Your objective
From the listing below, copy every line with the word "Заміна".

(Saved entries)
*****
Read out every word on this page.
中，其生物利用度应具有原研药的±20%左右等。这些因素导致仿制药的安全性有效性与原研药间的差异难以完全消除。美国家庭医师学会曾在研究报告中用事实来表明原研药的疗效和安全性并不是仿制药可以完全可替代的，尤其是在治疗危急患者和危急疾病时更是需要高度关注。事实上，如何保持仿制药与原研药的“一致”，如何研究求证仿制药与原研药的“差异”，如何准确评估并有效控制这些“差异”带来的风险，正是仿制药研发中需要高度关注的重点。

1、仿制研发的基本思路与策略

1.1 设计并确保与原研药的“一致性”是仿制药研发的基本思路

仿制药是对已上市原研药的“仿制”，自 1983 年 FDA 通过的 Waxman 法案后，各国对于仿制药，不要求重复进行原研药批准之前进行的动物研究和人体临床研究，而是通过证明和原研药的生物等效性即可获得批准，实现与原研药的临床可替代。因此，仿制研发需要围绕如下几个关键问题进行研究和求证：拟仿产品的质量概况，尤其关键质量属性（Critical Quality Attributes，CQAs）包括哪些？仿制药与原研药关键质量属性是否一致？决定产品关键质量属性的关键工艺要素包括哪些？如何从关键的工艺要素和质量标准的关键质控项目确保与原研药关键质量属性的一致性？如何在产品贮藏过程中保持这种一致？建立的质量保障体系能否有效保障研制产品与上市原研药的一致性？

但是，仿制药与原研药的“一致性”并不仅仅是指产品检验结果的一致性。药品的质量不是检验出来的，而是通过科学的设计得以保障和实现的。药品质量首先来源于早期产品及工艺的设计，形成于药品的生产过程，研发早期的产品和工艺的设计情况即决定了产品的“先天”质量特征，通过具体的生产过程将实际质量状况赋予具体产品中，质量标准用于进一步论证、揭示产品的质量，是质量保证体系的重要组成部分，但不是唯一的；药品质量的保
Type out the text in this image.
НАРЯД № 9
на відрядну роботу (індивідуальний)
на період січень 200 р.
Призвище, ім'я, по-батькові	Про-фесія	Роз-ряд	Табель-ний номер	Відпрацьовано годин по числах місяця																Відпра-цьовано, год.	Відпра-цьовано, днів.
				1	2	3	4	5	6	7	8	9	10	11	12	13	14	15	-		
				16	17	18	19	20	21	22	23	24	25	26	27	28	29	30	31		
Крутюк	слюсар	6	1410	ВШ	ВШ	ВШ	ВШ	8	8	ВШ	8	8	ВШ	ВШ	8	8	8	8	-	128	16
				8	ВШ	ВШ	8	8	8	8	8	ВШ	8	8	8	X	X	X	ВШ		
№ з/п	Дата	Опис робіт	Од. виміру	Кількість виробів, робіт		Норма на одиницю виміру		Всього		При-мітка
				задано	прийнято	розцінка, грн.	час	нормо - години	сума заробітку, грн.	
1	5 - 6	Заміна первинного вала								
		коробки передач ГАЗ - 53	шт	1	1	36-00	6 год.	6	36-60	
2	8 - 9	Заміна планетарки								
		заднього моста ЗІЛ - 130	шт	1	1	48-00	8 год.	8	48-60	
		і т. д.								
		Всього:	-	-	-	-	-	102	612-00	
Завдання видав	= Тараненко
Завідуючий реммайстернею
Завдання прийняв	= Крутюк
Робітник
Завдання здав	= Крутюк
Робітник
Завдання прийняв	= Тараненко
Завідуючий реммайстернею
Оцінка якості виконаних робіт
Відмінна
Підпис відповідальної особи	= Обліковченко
*****
Task response
1	5 - 6	Заміна первинного вала								
2	8 - 9	Заміна планетарки								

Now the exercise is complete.